• PROBLEM DETAILS: Exactly reproduce each line of the listing that follows.

• RECORD SET:
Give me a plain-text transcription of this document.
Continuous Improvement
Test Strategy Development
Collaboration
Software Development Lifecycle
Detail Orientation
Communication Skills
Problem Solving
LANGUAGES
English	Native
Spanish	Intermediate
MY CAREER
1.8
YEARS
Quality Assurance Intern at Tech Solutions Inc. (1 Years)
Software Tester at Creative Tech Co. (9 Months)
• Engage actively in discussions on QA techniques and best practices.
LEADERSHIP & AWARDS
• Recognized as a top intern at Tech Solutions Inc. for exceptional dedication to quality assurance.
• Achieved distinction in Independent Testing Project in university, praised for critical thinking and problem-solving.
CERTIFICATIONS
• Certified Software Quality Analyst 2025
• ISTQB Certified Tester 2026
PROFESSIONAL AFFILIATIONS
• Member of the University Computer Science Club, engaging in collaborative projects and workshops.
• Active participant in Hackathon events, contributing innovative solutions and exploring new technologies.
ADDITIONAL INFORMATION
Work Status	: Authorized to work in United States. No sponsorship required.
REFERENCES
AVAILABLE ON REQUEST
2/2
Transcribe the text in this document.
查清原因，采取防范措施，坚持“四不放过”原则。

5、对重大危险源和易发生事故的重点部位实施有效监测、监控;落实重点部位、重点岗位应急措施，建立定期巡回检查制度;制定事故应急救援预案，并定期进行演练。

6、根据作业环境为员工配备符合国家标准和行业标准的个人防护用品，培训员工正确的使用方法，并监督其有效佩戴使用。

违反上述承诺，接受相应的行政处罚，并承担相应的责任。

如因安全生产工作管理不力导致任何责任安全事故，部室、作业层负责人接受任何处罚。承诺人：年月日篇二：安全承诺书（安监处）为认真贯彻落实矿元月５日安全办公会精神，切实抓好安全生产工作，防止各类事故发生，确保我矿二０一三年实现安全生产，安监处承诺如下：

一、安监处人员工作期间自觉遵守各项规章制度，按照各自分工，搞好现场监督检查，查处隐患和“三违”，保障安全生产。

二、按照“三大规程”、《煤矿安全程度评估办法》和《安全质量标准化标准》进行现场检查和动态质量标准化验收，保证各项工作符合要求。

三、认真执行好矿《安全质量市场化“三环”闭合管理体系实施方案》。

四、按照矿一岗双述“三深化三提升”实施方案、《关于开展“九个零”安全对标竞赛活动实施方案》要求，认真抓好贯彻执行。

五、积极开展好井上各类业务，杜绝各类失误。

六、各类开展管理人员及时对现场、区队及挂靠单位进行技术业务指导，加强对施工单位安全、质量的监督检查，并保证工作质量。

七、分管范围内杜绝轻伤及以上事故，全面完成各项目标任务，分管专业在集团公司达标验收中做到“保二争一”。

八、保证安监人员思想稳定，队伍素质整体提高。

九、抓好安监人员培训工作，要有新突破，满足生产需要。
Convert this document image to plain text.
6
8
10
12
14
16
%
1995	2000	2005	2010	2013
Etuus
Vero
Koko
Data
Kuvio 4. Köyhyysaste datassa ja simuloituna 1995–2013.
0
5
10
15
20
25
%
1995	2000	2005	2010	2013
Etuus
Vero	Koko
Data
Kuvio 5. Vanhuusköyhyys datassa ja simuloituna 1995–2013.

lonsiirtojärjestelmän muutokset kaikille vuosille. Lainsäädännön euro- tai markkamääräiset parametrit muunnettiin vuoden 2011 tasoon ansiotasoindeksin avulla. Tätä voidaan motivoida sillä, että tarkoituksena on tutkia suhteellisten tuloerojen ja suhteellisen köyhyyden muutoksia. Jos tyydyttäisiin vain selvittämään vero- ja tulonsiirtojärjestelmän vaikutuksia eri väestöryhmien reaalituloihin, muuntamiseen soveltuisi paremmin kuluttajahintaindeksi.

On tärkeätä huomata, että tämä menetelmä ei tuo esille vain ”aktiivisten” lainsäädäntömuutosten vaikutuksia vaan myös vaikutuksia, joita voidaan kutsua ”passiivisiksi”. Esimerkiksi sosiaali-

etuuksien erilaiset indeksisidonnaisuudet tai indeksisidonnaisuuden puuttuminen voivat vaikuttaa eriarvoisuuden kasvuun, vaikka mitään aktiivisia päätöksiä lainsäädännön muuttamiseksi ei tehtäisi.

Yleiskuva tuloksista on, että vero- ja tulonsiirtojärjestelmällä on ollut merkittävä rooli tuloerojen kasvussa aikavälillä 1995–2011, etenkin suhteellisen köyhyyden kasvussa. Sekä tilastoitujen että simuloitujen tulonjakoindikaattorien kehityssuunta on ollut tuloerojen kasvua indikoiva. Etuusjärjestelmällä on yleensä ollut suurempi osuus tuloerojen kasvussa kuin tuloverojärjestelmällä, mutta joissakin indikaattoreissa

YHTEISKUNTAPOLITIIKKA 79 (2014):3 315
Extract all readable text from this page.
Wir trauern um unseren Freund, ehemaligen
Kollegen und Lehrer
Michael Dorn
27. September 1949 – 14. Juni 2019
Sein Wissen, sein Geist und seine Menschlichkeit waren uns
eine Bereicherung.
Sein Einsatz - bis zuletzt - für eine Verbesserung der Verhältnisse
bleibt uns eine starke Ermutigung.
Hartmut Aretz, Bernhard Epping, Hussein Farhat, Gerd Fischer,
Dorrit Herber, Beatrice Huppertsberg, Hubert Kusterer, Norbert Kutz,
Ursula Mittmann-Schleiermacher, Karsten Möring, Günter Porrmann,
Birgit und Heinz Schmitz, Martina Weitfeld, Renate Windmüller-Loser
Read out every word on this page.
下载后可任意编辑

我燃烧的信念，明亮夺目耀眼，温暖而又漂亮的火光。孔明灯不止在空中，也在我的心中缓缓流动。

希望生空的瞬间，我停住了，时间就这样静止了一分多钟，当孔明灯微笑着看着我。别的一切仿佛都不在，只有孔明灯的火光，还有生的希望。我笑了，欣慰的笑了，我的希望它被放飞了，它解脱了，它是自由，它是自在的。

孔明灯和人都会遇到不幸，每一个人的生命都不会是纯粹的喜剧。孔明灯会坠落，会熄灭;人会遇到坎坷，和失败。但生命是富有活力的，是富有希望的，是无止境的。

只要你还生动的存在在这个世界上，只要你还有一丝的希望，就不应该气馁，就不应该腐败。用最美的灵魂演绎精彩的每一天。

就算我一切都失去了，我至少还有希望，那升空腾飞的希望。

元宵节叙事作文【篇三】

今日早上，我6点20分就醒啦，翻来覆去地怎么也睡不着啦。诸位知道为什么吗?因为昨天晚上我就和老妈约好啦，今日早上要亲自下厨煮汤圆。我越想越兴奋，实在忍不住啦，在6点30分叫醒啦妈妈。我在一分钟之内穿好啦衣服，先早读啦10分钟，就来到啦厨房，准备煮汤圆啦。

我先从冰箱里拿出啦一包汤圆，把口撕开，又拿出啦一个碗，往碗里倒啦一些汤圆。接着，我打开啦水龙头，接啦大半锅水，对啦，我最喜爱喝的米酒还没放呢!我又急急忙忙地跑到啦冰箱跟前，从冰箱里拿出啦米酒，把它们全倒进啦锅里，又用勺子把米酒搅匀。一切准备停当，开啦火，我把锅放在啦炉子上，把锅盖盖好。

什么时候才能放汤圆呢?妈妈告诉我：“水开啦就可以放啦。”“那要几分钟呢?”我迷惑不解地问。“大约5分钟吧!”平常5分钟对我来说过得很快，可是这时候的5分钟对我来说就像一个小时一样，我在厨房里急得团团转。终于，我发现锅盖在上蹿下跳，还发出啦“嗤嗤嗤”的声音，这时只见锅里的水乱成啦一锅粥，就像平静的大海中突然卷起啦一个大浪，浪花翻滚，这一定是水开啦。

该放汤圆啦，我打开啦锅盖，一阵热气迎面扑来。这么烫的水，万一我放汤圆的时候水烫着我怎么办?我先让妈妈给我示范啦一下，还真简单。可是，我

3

• THE RESULT:
Give me a plain-text transcription of this document.
Continuous Improvement
Test Strategy Development
Collaboration
Software Development Lifecycle
Detail Orientation
Communication Skills
Problem Solving
LANGUAGES
English	Native
Spanish	Intermediate
MY CAREER
1.8
YEARS
Quality Assurance Intern at Tech Solutions Inc. (1 Years)
Software Tester at Creative Tech Co. (9 Months)
• Engage actively in discussions on QA techniques and best practices.
LEADERSHIP & AWARDS
• Recognized as a top intern at Tech Solutions Inc. for exceptional dedication to quality assurance.
• Achieved distinction in Independent Testing Project in university, praised for critical thinking and problem-solving.
CERTIFICATIONS
• Certified Software Quality Analyst 2025
• ISTQB Certified Tester 2026
PROFESSIONAL AFFILIATIONS
• Member of the University Computer Science Club, engaging in collaborative projects and workshops.
• Active participant in Hackathon events, contributing innovative solutions and exploring new technologies.
ADDITIONAL INFORMATION
Work Status	: Authorized to work in United States. No sponsorship required.
REFERENCES
AVAILABLE ON REQUEST
2/2
Transcribe the text in this document.
查清原因，采取防范措施，坚持“四不放过”原则。

5、对重大危险源和易发生事故的重点部位实施有效监测、监控;落实重点部位、重点岗位应急措施，建立定期巡回检查制度;制定事故应急救援预案，并定期进行演练。

6、根据作业环境为员工配备符合国家标准和行业标准的个人防护用品，培训员工正确的使用方法，并监督其有效佩戴使用。

违反上述承诺，接受相应的行政处罚，并承担相应的责任。

如因安全生产工作管理不力导致任何责任安全事故，部室、作业层负责人接受任何处罚。承诺人：年月日篇二：安全承诺书（安监处）为认真贯彻落实矿元月５日安全办公会精神，切实抓好安全生产工作，防止各类事故发生，确保我矿二０一三年实现安全生产，安监处承诺如下：

一、安监处人员工作期间自觉遵守各项规章制度，按照各自分工，搞好现场监督检查，查处隐患和“三违”，保障安全生产。

二、按照“三大规程”、《煤矿安全程度评估办法》和《安全质量标准化标准》进行现场检查和动态质量标准化验收，保证各项工作符合要求。

三、认真执行好矿《安全质量市场化“三环”闭合管理体系实施方案》。

四、按照矿一岗双述“三深化三提升”实施方案、《关于开展“九个零”安全对标竞赛活动实施方案》要求，认真抓好贯彻执行。

五、积极开展好井上各类业务，杜绝各类失误。

六、各类开展管理人员及时对现场、区队及挂靠单位进行技术业务指导，加强对施工单位安全、质量的监督检查，并保证工作质量。

七、分管范围内杜绝轻伤及以上事故，全面完成各项目标任务，分管专业在集团公司达标验收中做到“保二争一”。

八、保证安监人员思想稳定，队伍素质整体提高。

九、抓好安监人员培训工作，要有新突破，满足生产需要。
Convert this document image to plain text.
6
8
10
12
14
16
%
1995	2000	2005	2010	2013
Etuus
Vero
Koko
Data
Kuvio 4. Köyhyysaste datassa ja simuloituna 1995–2013.
0
5
10
15
20
25
%
1995	2000	2005	2010	2013
Etuus
Vero	Koko
Data
Kuvio 5. Vanhuusköyhyys datassa ja simuloituna 1995–2013.

lonsiirtojärjestelmän muutokset kaikille vuosille. Lainsäädännön euro- tai markkamääräiset parametrit muunnettiin vuoden 2011 tasoon ansiotasoindeksin avulla. Tätä voidaan motivoida sillä, että tarkoituksena on tutkia suhteellisten tuloerojen ja suhteellisen köyhyyden muutoksia. Jos tyydyttäisiin vain selvittämään vero- ja tulonsiirtojärjestelmän vaikutuksia eri väestöryhmien reaalituloihin, muuntamiseen soveltuisi paremmin kuluttajahintaindeksi.

On tärkeätä huomata, että tämä menetelmä ei tuo esille vain ”aktiivisten” lainsäädäntömuutosten vaikutuksia vaan myös vaikutuksia, joita voidaan kutsua ”passiivisiksi”. Esimerkiksi sosiaali-

etuuksien erilaiset indeksisidonnaisuudet tai indeksisidonnaisuuden puuttuminen voivat vaikuttaa eriarvoisuuden kasvuun, vaikka mitään aktiivisia päätöksiä lainsäädännön muuttamiseksi ei tehtäisi.

Yleiskuva tuloksista on, että vero- ja tulonsiirtojärjestelmällä on ollut merkittävä rooli tuloerojen kasvussa aikavälillä 1995–2011, etenkin suhteellisen köyhyyden kasvussa. Sekä tilastoitujen että simuloitujen tulonjakoindikaattorien kehityssuunta on ollut tuloerojen kasvua indikoiva. Etuusjärjestelmällä on yleensä ollut suurempi osuus tuloerojen kasvussa kuin tuloverojärjestelmällä, mutta joissakin indikaattoreissa

YHTEISKUNTAPOLITIIKKA 79 (2014):3 315
Extract all readable text from this page.
Wir trauern um unseren Freund, ehemaligen
Kollegen und Lehrer
Michael Dorn
27. September 1949 – 14. Juni 2019
Sein Wissen, sein Geist und seine Menschlichkeit waren uns
eine Bereicherung.
Sein Einsatz - bis zuletzt - für eine Verbesserung der Verhältnisse
bleibt uns eine starke Ermutigung.
Hartmut Aretz, Bernhard Epping, Hussein Farhat, Gerd Fischer,
Dorrit Herber, Beatrice Huppertsberg, Hubert Kusterer, Norbert Kutz,
Ursula Mittmann-Schleiermacher, Karsten Möring, Günter Porrmann,
Birgit und Heinz Schmitz, Martina Weitfeld, Renate Windmüller-Loser
Read out every word on this page.
下载后可任意编辑

我燃烧的信念，明亮夺目耀眼，温暖而又漂亮的火光。孔明灯不止在空中，也在我的心中缓缓流动。

希望生空的瞬间，我停住了，时间就这样静止了一分多钟，当孔明灯微笑着看着我。别的一切仿佛都不在，只有孔明灯的火光，还有生的希望。我笑了，欣慰的笑了，我的希望它被放飞了，它解脱了，它是自由，它是自在的。

孔明灯和人都会遇到不幸，每一个人的生命都不会是纯粹的喜剧。孔明灯会坠落，会熄灭;人会遇到坎坷，和失败。但生命是富有活力的，是富有希望的，是无止境的。

只要你还生动的存在在这个世界上，只要你还有一丝的希望，就不应该气馁，就不应该腐败。用最美的灵魂演绎精彩的每一天。

就算我一切都失去了，我至少还有希望，那升空腾飞的希望。

元宵节叙事作文【篇三】

今日早上，我6点20分就醒啦，翻来覆去地怎么也睡不着啦。诸位知道为什么吗?因为昨天晚上我就和老妈约好啦，今日早上要亲自下厨煮汤圆。我越想越兴奋，实在忍不住啦，在6点30分叫醒啦妈妈。我在一分钟之内穿好啦衣服，先早读啦10分钟，就来到啦厨房，准备煮汤圆啦。

我先从冰箱里拿出啦一包汤圆，把口撕开，又拿出啦一个碗，往碗里倒啦一些汤圆。接着，我打开啦水龙头，接啦大半锅水，对啦，我最喜爱喝的米酒还没放呢!我又急急忙忙地跑到啦冰箱跟前，从冰箱里拿出啦米酒，把它们全倒进啦锅里，又用勺子把米酒搅匀。一切准备停当，开啦火，我把锅放在啦炉子上，把锅盖盖好。

什么时候才能放汤圆呢?妈妈告诉我：“水开啦就可以放啦。”“那要几分钟呢?”我迷惑不解地问。“大约5分钟吧!”平常5分钟对我来说过得很快，可是这时候的5分钟对我来说就像一个小时一样，我在厨房里急得团团转。终于，我发现锅盖在上蹿下跳，还发出啦“嗤嗤嗤”的声音，这时只见锅里的水乱成啦一锅粥，就像平静的大海中突然卷起啦一个大浪，浪花翻滚，这一定是水开啦。

该放汤圆啦，我打开啦锅盖，一阵热气迎面扑来。这么烫的水，万一我放汤圆的时候水烫着我怎么办?我先让妈妈给我示范啦一下，还真简单。可是，我

3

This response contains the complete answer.